# WHAT YOU HAVE TO DO:
Pick out the lines in the listing below that contain the word "Транспорт" and copy them.

# EXERCISE DATA:
-*-

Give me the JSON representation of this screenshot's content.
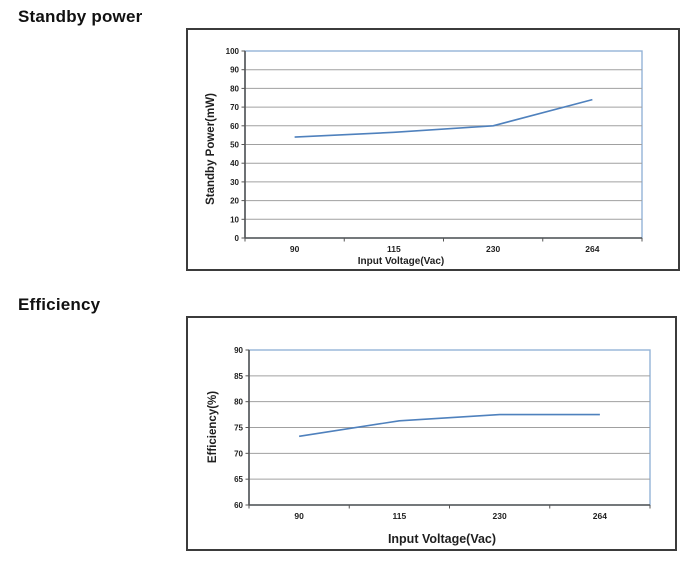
{
  "page": {
    "background": "#ffffff"
  },
  "colors": {
    "series_line": "#4f81bd",
    "gridline": "#a0a0a0",
    "axis_line": "#555555",
    "plot_border": "#95b3d7",
    "panel_border": "#3b3b3b",
    "text": "#1f1f1f",
    "heading_text": "#111111"
  },
  "sections": [
    {
      "heading": "Standby power"
    },
    {
      "heading": "Efficiency"
    }
  ],
  "chart_data": [
    {
      "type": "line",
      "title": "",
      "xlabel": "Input Voltage(Vac)",
      "ylabel": "Standby Power(mW)",
      "categories": [
        "90",
        "115",
        "230",
        "264"
      ],
      "series": [
        {
          "name": "Standby Power",
          "values": [
            54,
            56.5,
            60,
            74
          ]
        }
      ],
      "ylim": [
        0,
        100
      ],
      "y_ticks": [
        "0",
        "10",
        "20",
        "30",
        "40",
        "50",
        "60",
        "70",
        "80",
        "90",
        "100"
      ],
      "grid": "horizontal",
      "legend": "none"
    },
    {
      "type": "line",
      "title": "",
      "xlabel": "Input Voltage(Vac)",
      "ylabel": "Efficiency(%)",
      "categories": [
        "90",
        "115",
        "230",
        "264"
      ],
      "series": [
        {
          "name": "Efficiency",
          "values": [
            73.3,
            76.3,
            77.5,
            77.5
          ]
        }
      ],
      "ylim": [
        60,
        90
      ],
      "y_ticks": [
        "60",
        "65",
        "70",
        "75",
        "80",
        "85",
        "90"
      ],
      "grid": "horizontal",
      "legend": "none"
    }
  ]
}
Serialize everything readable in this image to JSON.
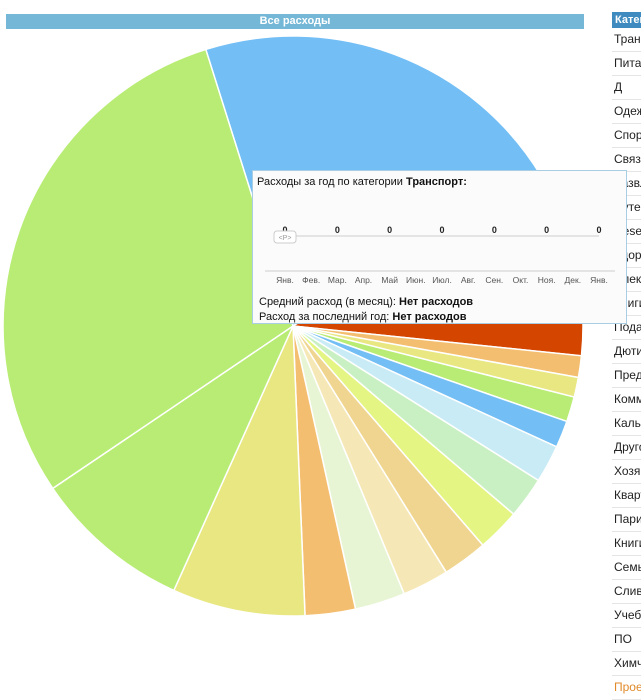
{
  "chart_data": [
    {
      "type": "pie",
      "title": "Все расходы",
      "values": [
        21.2,
        10.3,
        1.2,
        1.1,
        1.4,
        1.5,
        2.1,
        2.3,
        2.4,
        2.5,
        2.6,
        2.8,
        2.8,
        7.4,
        8.8,
        29.6
      ],
      "colors": [
        "#72bef5",
        "#d44500",
        "#f4be70",
        "#e8e782",
        "#b8ec74",
        "#72bef5",
        "#c8ebf6",
        "#c9f0c2",
        "#e4f583",
        "#f0d590",
        "#f6e8b6",
        "#e8f5d4",
        "#f4be70",
        "#e8e782",
        "#b8ec74",
        "#b8ec74"
      ]
    },
    {
      "type": "line",
      "title": "Расходы за год по категории",
      "category": "Транспорт",
      "categories": [
        "Янв.",
        "Фев.",
        "Мар.",
        "Апр.",
        "Май",
        "Июн.",
        "Июл.",
        "Авг.",
        "Сен.",
        "Окт.",
        "Ноя.",
        "Дек.",
        "Янв."
      ],
      "series": [
        {
          "values": [
            0,
            0,
            0,
            0,
            0,
            0,
            0,
            0,
            0,
            0,
            0,
            0,
            0
          ]
        }
      ],
      "data_labels": [
        "0",
        "0",
        "0",
        "0",
        "0",
        "0",
        "0"
      ],
      "labeled_points": [
        0,
        2,
        4,
        6,
        8,
        10,
        12
      ]
    }
  ],
  "tooltip": {
    "title_prefix": "Расходы за год по категории ",
    "category": "Транспорт:",
    "badge": "<P>",
    "avg_label": "Средний расход (в месяц): ",
    "avg_value": "Нет расходов",
    "year_label": "Расход за последний год: ",
    "year_value": "Нет расходов"
  },
  "category_list": {
    "header": "Категории",
    "items": [
      "Транспорт",
      "Питание",
      "Д",
      "Одежда",
      "Спорт",
      "Связь",
      "Развлечения",
      "Путешествия",
      "Reserve",
      "Здоровье",
      "Электроника",
      "Книги",
      "Подарки",
      "Дюти",
      "Предметы",
      "Коммунальные",
      "Кальян",
      "Другое",
      "Хозяйство",
      "Квартира",
      "Парикмахер",
      "Книги",
      "Семья",
      "Сливы",
      "Учеба",
      "ПО",
      "Химчистка",
      "Проезд"
    ]
  }
}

-*-

# REPLY:
      "category": "Транспорт",
    "category": "Транспорт:",
      "Транспорт",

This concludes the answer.